BEGIN Records shown

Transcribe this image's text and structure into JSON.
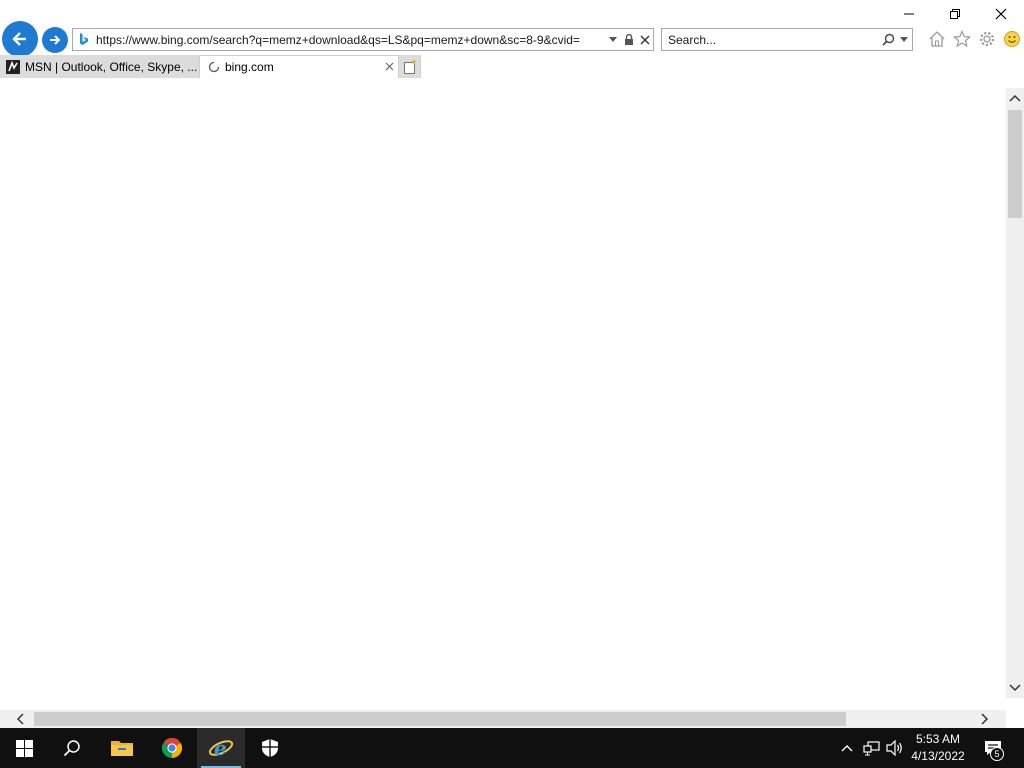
{
  "browser": {
    "address_url": "https://www.bing.com/search?q=memz+download&qs=LS&pq=memz+down&sc=8-9&cvid=",
    "search_placeholder": "Search...",
    "tabs": [
      {
        "label": "MSN | Outlook, Office, Skype, ...",
        "state": "inactive",
        "icon": "msn-icon"
      },
      {
        "label": "bing.com",
        "state": "active",
        "icon": "loading-spinner-icon"
      }
    ],
    "accent_color": "#1f7ad1"
  },
  "taskbar": {
    "apps": [
      {
        "name": "start",
        "icon": "windows-start-icon"
      },
      {
        "name": "search",
        "icon": "search-icon"
      },
      {
        "name": "file-explorer",
        "icon": "folder-icon"
      },
      {
        "name": "chrome",
        "icon": "chrome-icon"
      },
      {
        "name": "internet-explorer",
        "icon": "ie-icon",
        "active": true
      },
      {
        "name": "security",
        "icon": "shield-icon"
      }
    ],
    "time": "5:53 AM",
    "date": "4/13/2022",
    "notification_count": "5"
  }
}
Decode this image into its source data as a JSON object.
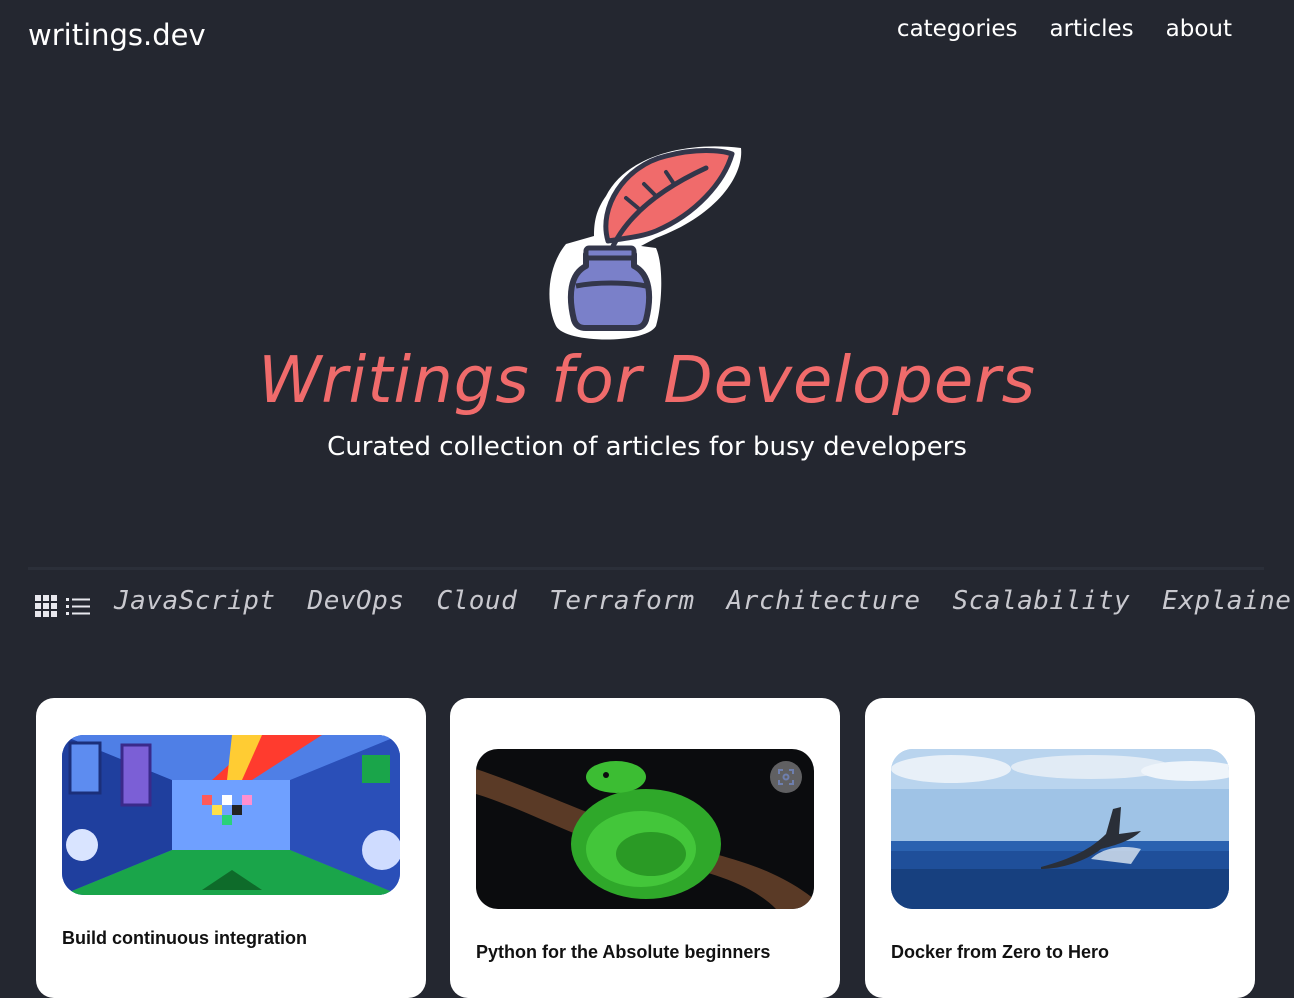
{
  "site": {
    "brand": "writings.dev"
  },
  "nav": {
    "items": [
      "categories",
      "articles",
      "about"
    ]
  },
  "hero": {
    "title": "Writings for Developers",
    "subtitle": "Curated collection of articles for busy developers"
  },
  "categories": [
    "JavaScript",
    "DevOps",
    "Cloud",
    "Terraform",
    "Architecture",
    "Scalability",
    "Explainers"
  ],
  "view_icons": [
    "grid-icon",
    "list-icon"
  ],
  "articles": [
    {
      "title": "Build continuous integration",
      "image": "abstract-tunnel-illustration"
    },
    {
      "title": "Python for the Absolute beginners",
      "image": "green-python-snake-photo"
    },
    {
      "title": "Docker from Zero to Hero",
      "image": "whale-tail-ocean-photo"
    }
  ],
  "colors": {
    "background": "#242730",
    "accent": "#f06b6b",
    "category_text": "#c9c9cf"
  }
}
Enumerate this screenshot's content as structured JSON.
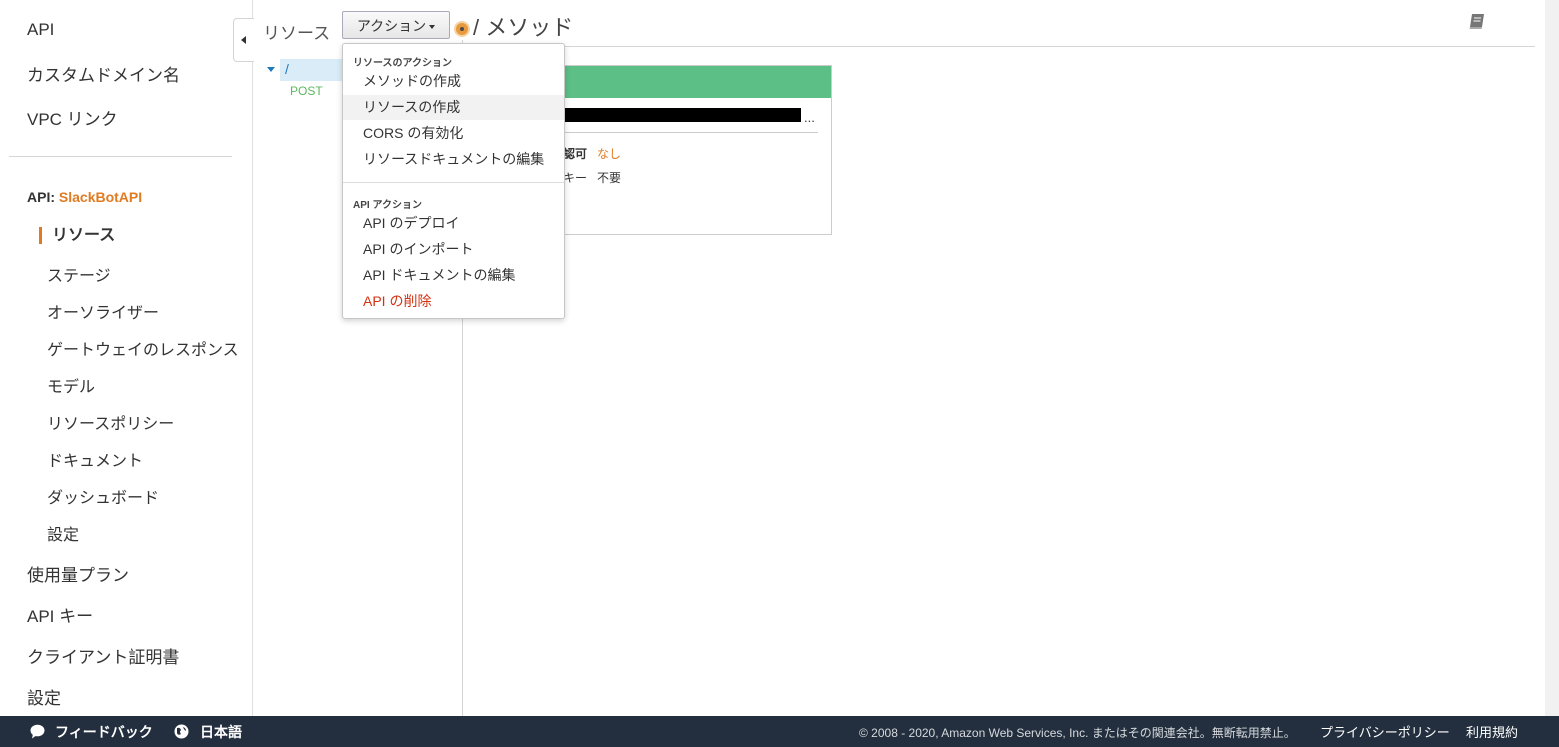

END Records shown

**Job**
Omit the pictures and output all of the other material exactly.

**Result below**
Transcribe this image's text and structure into JSON.
{
  "browser": {
    "address_url": "https://www.bing.com/search?q=memz+download&qs=LS&pq=memz+down&sc=8-9&cvid=",
    "search_placeholder": "Search...",
    "tabs": [
      {
        "label": "MSN | Outlook, Office, Skype, ...",
        "state": "inactive",
        "icon": "msn-icon"
      },
      {
        "label": "bing.com",
        "state": "active",
        "icon": "loading-spinner-icon"
      }
    ],
    "accent_color": "#1f7ad1"
  },
  "taskbar": {
    "apps": [
      {
        "name": "start",
        "icon": "windows-start-icon"
      },
      {
        "name": "search",
        "icon": "search-icon"
      },
      {
        "name": "file-explorer",
        "icon": "folder-icon"
      },
      {
        "name": "chrome",
        "icon": "chrome-icon"
      },
      {
        "name": "internet-explorer",
        "icon": "ie-icon",
        "active": true
      },
      {
        "name": "security",
        "icon": "shield-icon"
      }
    ],
    "time": "5:53 AM",
    "date": "4/13/2022",
    "notification_count": "5"
  }
}
Decode this image into its source data as a JSON object.
{
  "site": {
    "brand": "writings.dev"
  },
  "nav": {
    "items": [
      "categories",
      "articles",
      "about"
    ]
  },
  "hero": {
    "title": "Writings for Developers",
    "subtitle": "Curated collection of articles for busy developers"
  },
  "categories": [
    "JavaScript",
    "DevOps",
    "Cloud",
    "Terraform",
    "Architecture",
    "Scalability",
    "Explainers"
  ],
  "view_icons": [
    "grid-icon",
    "list-icon"
  ],
  "articles": [
    {
      "title": "Build continuous integration",
      "image": "abstract-tunnel-illustration"
    },
    {
      "title": "Python for the Absolute beginners",
      "image": "green-python-snake-photo"
    },
    {
      "title": "Docker from Zero to Hero",
      "image": "whale-tail-ocean-photo"
    }
  ],
  "colors": {
    "background": "#242730",
    "accent": "#f06b6b",
    "category_text": "#c9c9cf"
  }
}
Enumerate this screenshot's content as structured JSON.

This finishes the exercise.